OBJECTIVE
The listing below should be written out exactly; please include all of it.

* Begin RECORDS SHOWN *

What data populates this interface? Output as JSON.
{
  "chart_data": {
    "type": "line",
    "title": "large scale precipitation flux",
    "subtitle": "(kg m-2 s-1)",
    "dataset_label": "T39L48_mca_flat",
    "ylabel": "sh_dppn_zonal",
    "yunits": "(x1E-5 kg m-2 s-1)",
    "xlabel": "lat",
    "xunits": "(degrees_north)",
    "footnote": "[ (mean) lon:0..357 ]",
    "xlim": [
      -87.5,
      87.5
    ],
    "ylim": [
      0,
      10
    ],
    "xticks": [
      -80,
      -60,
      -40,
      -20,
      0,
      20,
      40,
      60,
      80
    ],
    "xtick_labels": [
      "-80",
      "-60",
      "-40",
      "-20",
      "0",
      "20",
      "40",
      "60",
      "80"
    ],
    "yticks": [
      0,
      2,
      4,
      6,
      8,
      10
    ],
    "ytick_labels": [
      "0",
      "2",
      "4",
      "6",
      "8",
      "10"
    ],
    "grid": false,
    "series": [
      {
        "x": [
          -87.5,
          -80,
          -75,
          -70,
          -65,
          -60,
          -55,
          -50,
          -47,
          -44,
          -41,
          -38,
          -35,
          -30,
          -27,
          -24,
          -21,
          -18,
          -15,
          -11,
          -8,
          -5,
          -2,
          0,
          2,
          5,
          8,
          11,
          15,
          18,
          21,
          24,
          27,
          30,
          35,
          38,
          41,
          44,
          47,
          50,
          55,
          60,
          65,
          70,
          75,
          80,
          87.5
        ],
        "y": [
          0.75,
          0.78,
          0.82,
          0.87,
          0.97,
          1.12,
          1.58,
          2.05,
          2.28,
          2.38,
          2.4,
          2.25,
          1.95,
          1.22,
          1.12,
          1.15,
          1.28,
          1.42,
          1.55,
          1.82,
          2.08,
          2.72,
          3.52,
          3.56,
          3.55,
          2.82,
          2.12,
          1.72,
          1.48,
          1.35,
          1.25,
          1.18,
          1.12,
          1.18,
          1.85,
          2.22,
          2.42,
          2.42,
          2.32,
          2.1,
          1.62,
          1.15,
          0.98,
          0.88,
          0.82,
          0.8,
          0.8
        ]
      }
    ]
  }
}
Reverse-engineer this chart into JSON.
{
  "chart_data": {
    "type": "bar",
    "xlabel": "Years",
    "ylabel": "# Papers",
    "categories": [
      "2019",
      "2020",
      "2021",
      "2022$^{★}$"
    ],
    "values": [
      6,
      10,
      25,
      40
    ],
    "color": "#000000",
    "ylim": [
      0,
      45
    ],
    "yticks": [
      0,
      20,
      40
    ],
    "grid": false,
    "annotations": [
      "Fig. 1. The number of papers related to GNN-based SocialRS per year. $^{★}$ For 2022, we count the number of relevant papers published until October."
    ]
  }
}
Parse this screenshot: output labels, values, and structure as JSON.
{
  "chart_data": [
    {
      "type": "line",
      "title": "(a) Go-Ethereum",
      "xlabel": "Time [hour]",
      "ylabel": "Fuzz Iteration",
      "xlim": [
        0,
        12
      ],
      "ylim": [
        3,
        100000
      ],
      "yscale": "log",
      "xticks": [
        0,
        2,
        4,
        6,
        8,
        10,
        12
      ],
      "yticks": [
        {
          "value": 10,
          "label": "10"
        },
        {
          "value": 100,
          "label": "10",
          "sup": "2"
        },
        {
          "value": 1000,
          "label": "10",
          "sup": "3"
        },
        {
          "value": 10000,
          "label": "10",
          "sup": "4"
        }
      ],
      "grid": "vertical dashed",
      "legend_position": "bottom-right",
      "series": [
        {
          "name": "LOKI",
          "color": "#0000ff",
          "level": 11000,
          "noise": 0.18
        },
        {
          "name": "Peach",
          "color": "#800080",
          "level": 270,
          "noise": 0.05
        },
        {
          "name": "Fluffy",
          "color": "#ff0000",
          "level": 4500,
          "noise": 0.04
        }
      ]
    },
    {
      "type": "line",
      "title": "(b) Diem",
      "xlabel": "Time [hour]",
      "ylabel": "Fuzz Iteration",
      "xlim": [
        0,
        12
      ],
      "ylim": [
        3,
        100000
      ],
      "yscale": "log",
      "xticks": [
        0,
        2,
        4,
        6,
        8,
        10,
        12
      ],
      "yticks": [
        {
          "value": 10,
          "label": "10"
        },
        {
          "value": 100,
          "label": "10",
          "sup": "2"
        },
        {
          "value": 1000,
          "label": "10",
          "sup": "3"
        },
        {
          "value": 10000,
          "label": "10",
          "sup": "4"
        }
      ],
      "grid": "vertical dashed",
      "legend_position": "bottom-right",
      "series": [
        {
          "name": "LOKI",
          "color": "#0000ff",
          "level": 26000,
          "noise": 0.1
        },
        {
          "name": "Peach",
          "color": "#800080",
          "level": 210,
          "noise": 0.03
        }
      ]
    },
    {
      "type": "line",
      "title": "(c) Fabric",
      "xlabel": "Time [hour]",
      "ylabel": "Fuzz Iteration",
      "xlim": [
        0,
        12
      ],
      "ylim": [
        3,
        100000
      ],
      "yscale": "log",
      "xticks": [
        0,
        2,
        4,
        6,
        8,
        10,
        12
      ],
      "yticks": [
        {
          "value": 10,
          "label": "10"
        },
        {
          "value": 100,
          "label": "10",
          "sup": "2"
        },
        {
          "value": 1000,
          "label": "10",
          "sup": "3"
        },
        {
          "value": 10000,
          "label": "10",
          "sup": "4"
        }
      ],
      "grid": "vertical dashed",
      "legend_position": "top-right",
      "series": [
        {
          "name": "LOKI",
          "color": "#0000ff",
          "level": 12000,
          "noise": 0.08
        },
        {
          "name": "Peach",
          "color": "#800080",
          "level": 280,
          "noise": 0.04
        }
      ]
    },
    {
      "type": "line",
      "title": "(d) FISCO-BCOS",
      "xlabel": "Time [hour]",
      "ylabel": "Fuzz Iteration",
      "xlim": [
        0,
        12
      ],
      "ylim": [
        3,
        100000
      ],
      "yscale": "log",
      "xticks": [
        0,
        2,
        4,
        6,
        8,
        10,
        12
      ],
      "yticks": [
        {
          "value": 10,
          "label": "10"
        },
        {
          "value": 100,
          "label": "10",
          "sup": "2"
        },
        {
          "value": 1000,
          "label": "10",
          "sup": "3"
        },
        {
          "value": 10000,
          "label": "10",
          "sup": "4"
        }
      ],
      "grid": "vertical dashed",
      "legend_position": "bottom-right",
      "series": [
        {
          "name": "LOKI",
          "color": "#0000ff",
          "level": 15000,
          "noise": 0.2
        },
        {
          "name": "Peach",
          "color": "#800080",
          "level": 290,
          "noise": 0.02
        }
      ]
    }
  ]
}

* End RECORDS SHOWN *

TASK SOLUTION
What data populates this interface? Output as JSON.
{
  "chart_data": {
    "type": "line",
    "title": "large scale precipitation flux",
    "subtitle": "(kg m-2 s-1)",
    "dataset_label": "T39L48_mca_flat",
    "ylabel": "sh_dppn_zonal",
    "yunits": "(x1E-5 kg m-2 s-1)",
    "xlabel": "lat",
    "xunits": "(degrees_north)",
    "footnote": "[ (mean) lon:0..357 ]",
    "xlim": [
      -87.5,
      87.5
    ],
    "ylim": [
      0,
      10
    ],
    "xticks": [
      -80,
      -60,
      -40,
      -20,
      0,
      20,
      40,
      60,
      80
    ],
    "xtick_labels": [
      "-80",
      "-60",
      "-40",
      "-20",
      "0",
      "20",
      "40",
      "60",
      "80"
    ],
    "yticks": [
      0,
      2,
      4,
      6,
      8,
      10
    ],
    "ytick_labels": [
      "0",
      "2",
      "4",
      "6",
      "8",
      "10"
    ],
    "grid": false,
    "series": [
      {
        "x": [
          -87.5,
          -80,
          -75,
          -70,
          -65,
          -60,
          -55,
          -50,
          -47,
          -44,
          -41,
          -38,
          -35,
          -30,
          -27,
          -24,
          -21,
          -18,
          -15,
          -11,
          -8,
          -5,
          -2,
          0,
          2,
          5,
          8,
          11,
          15,
          18,
          21,
          24,
          27,
          30,
          35,
          38,
          41,
          44,
          47,
          50,
          55,
          60,
          65,
          70,
          75,
          80,
          87.5
        ],
        "y": [
          0.75,
          0.78,
          0.82,
          0.87,
          0.97,
          1.12,
          1.58,
          2.05,
          2.28,
          2.38,
          2.4,
          2.25,
          1.95,
          1.22,
          1.12,
          1.15,
          1.28,
          1.42,
          1.55,
          1.82,
          2.08,
          2.72,
          3.52,
          3.56,
          3.55,
          2.82,
          2.12,
          1.72,
          1.48,
          1.35,
          1.25,
          1.18,
          1.12,
          1.18,
          1.85,
          2.22,
          2.42,
          2.42,
          2.32,
          2.1,
          1.62,
          1.15,
          0.98,
          0.88,
          0.82,
          0.8,
          0.8
        ]
      }
    ]
  }
}
Reverse-engineer this chart into JSON.
{
  "chart_data": {
    "type": "bar",
    "xlabel": "Years",
    "ylabel": "# Papers",
    "categories": [
      "2019",
      "2020",
      "2021",
      "2022$^{★}$"
    ],
    "values": [
      6,
      10,
      25,
      40
    ],
    "color": "#000000",
    "ylim": [
      0,
      45
    ],
    "yticks": [
      0,
      20,
      40
    ],
    "grid": false,
    "annotations": [
      "Fig. 1. The number of papers related to GNN-based SocialRS per year. $^{★}$ For 2022, we count the number of relevant papers published until October."
    ]
  }
}
Parse this screenshot: output labels, values, and structure as JSON.
{
  "chart_data": [
    {
      "type": "line",
      "title": "(a) Go-Ethereum",
      "xlabel": "Time [hour]",
      "ylabel": "Fuzz Iteration",
      "xlim": [
        0,
        12
      ],
      "ylim": [
        3,
        100000
      ],
      "yscale": "log",
      "xticks": [
        0,
        2,
        4,
        6,
        8,
        10,
        12
      ],
      "yticks": [
        {
          "value": 10,
          "label": "10"
        },
        {
          "value": 100,
          "label": "10",
          "sup": "2"
        },
        {
          "value": 1000,
          "label": "10",
          "sup": "3"
        },
        {
          "value": 10000,
          "label": "10",
          "sup": "4"
        }
      ],
      "grid": "vertical dashed",
      "legend_position": "bottom-right",
      "series": [
        {
          "name": "LOKI",
          "color": "#0000ff",
          "level": 11000,
          "noise": 0.18
        },
        {
          "name": "Peach",
          "color": "#800080",
          "level": 270,
          "noise": 0.05
        },
        {
          "name": "Fluffy",
          "color": "#ff0000",
          "level": 4500,
          "noise": 0.04
        }
      ]
    },
    {
      "type": "line",
      "title": "(b) Diem",
      "xlabel": "Time [hour]",
      "ylabel": "Fuzz Iteration",
      "xlim": [
        0,
        12
      ],
      "ylim": [
        3,
        100000
      ],
      "yscale": "log",
      "xticks": [
        0,
        2,
        4,
        6,
        8,
        10,
        12
      ],
      "yticks": [
        {
          "value": 10,
          "label": "10"
        },
        {
          "value": 100,
          "label": "10",
          "sup": "2"
        },
        {
          "value": 1000,
          "label": "10",
          "sup": "3"
        },
        {
          "value": 10000,
          "label": "10",
          "sup": "4"
        }
      ],
      "grid": "vertical dashed",
      "legend_position": "bottom-right",
      "series": [
        {
          "name": "LOKI",
          "color": "#0000ff",
          "level": 26000,
          "noise": 0.1
        },
        {
          "name": "Peach",
          "color": "#800080",
          "level": 210,
          "noise": 0.03
        }
      ]
    },
    {
      "type": "line",
      "title": "(c) Fabric",
      "xlabel": "Time [hour]",
      "ylabel": "Fuzz Iteration",
      "xlim": [
        0,
        12
      ],
      "ylim": [
        3,
        100000
      ],
      "yscale": "log",
      "xticks": [
        0,
        2,
        4,
        6,
        8,
        10,
        12
      ],
      "yticks": [
        {
          "value": 10,
          "label": "10"
        },
        {
          "value": 100,
          "label": "10",
          "sup": "2"
        },
        {
          "value": 1000,
          "label": "10",
          "sup": "3"
        },
        {
          "value": 10000,
          "label": "10",
          "sup": "4"
        }
      ],
      "grid": "vertical dashed",
      "legend_position": "top-right",
      "series": [
        {
          "name": "LOKI",
          "color": "#0000ff",
          "level": 12000,
          "noise": 0.08
        },
        {
          "name": "Peach",
          "color": "#800080",
          "level": 280,
          "noise": 0.04
        }
      ]
    },
    {
      "type": "line",
      "title": "(d) FISCO-BCOS",
      "xlabel": "Time [hour]",
      "ylabel": "Fuzz Iteration",
      "xlim": [
        0,
        12
      ],
      "ylim": [
        3,
        100000
      ],
      "yscale": "log",
      "xticks": [
        0,
        2,
        4,
        6,
        8,
        10,
        12
      ],
      "yticks": [
        {
          "value": 10,
          "label": "10"
        },
        {
          "value": 100,
          "label": "10",
          "sup": "2"
        },
        {
          "value": 1000,
          "label": "10",
          "sup": "3"
        },
        {
          "value": 10000,
          "label": "10",
          "sup": "4"
        }
      ],
      "grid": "vertical dashed",
      "legend_position": "bottom-right",
      "series": [
        {
          "name": "LOKI",
          "color": "#0000ff",
          "level": 15000,
          "noise": 0.2
        },
        {
          "name": "Peach",
          "color": "#800080",
          "level": 290,
          "noise": 0.02
        }
      ]
    }
  ]
}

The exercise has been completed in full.